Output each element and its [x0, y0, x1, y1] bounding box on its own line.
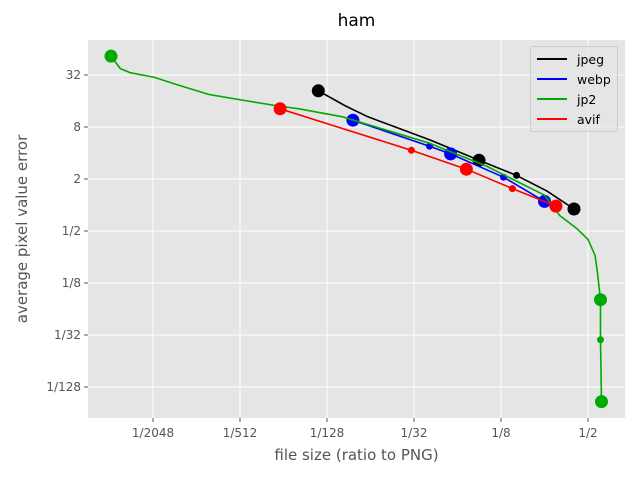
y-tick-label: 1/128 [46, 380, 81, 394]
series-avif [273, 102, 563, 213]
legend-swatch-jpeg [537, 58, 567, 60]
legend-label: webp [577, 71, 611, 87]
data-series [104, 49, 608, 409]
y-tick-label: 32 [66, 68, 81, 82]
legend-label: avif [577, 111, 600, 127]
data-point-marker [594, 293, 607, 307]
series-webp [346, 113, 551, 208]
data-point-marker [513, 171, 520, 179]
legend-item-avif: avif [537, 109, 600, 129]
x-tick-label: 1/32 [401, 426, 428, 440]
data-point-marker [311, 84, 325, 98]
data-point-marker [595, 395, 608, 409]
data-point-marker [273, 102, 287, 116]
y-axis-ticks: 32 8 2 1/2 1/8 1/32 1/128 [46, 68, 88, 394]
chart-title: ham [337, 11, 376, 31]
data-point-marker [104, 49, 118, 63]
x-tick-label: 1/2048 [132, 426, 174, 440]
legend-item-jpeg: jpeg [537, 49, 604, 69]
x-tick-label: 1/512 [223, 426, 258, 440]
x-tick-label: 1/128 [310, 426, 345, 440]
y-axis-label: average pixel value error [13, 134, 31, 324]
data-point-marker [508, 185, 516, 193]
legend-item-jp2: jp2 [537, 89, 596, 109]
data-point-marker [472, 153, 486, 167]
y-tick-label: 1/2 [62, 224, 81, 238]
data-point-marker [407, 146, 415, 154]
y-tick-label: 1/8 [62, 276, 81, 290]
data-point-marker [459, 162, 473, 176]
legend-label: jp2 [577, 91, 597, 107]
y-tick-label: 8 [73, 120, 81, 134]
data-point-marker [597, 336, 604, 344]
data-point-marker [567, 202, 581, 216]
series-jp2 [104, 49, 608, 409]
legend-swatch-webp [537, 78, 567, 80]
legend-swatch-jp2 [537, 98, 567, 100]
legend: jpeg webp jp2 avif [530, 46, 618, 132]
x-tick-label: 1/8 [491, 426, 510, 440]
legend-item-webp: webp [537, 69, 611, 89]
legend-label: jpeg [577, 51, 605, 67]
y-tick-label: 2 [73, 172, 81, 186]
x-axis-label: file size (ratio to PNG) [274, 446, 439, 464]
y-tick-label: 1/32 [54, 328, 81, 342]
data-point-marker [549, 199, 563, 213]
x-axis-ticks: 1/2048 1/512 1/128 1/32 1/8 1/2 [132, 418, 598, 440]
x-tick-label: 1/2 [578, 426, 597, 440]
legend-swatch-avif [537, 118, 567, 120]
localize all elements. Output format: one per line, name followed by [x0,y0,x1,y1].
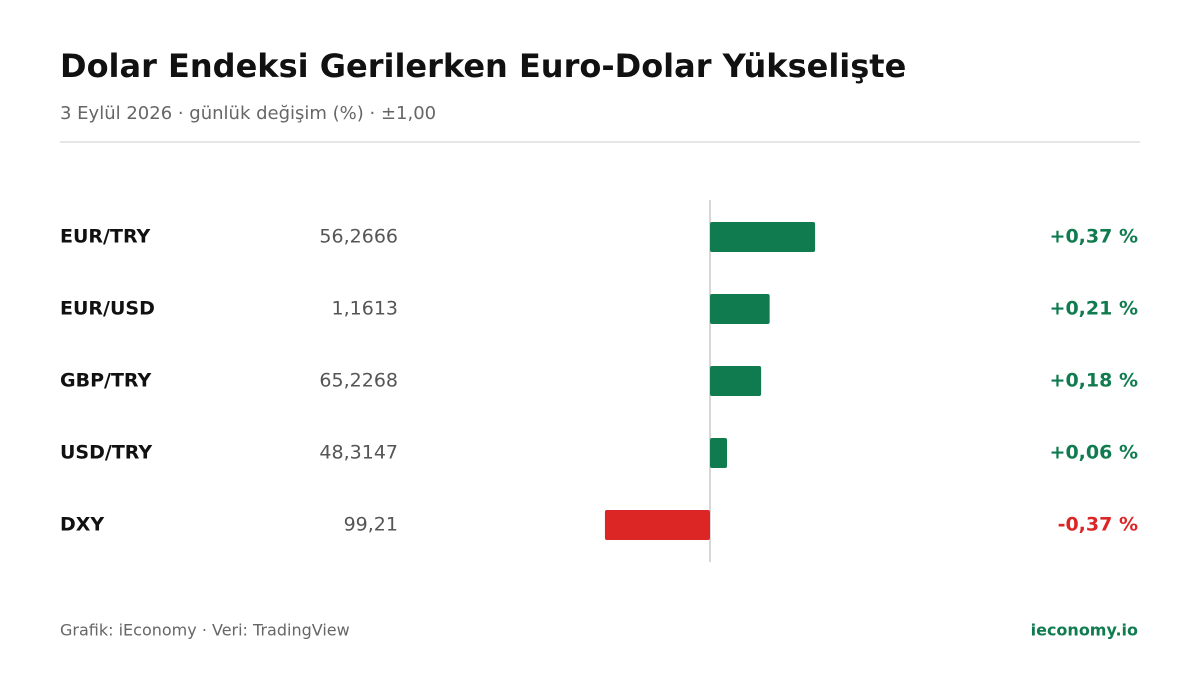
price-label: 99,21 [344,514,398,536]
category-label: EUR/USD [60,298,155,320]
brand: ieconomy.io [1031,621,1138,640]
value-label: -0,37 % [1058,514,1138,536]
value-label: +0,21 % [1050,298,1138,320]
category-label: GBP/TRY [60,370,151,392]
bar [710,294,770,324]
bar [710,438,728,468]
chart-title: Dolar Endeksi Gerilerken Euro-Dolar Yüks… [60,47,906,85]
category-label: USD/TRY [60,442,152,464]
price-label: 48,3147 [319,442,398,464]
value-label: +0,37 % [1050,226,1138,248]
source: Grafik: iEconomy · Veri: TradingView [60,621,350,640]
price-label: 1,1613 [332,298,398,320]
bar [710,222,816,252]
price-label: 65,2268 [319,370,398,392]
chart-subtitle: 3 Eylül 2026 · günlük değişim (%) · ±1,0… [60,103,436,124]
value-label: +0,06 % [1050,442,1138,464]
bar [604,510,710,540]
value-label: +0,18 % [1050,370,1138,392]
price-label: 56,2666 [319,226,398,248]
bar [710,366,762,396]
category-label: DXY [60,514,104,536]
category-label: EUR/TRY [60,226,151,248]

---

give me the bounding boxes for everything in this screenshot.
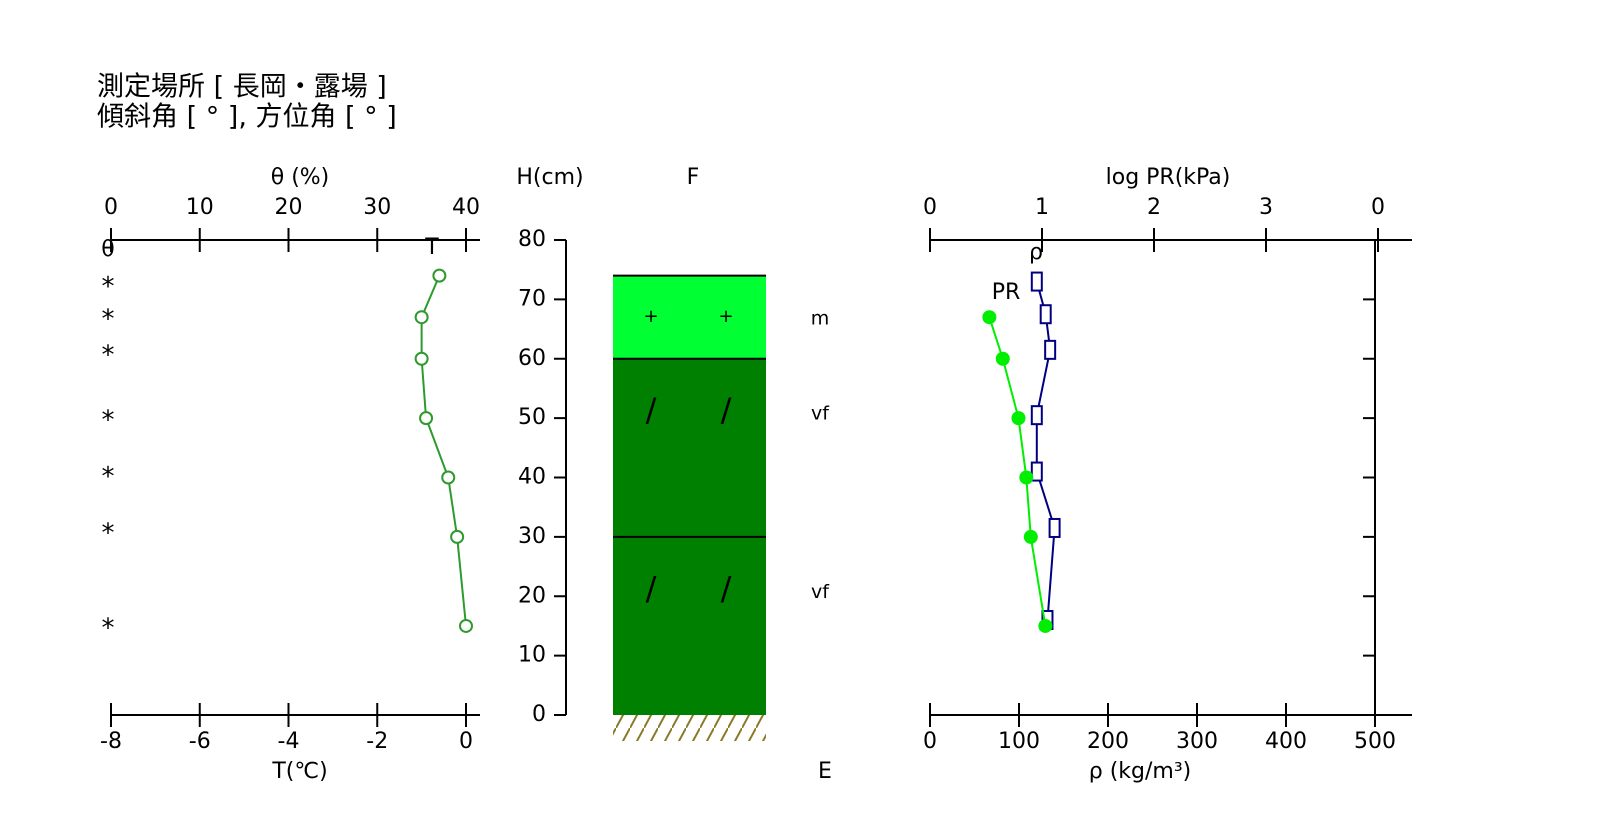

Aim of the task
Duplicate the lines between the line holding "Output each element" and the line holding "data-point-marker [273, 102, 287, 116]", inclusive, and omit the pictures from your answer.

Exercise result
Output each element and its [x0, y0, x1, y1] bounding box on its own line.
y-tick-label: 1/128 [46, 380, 81, 394]
series-avif [273, 102, 563, 213]
legend-swatch-jpeg [537, 58, 567, 60]
legend-label: webp [577, 71, 611, 87]
data-series [104, 49, 608, 409]
y-tick-label: 32 [66, 68, 81, 82]
legend-label: avif [577, 111, 600, 127]
data-point-marker [594, 293, 607, 307]
series-webp [346, 113, 551, 208]
data-point-marker [513, 171, 520, 179]
legend-item-avif: avif [537, 109, 600, 129]
x-tick-label: 1/32 [401, 426, 428, 440]
data-point-marker [311, 84, 325, 98]
data-point-marker [595, 395, 608, 409]
data-point-marker [273, 102, 287, 116]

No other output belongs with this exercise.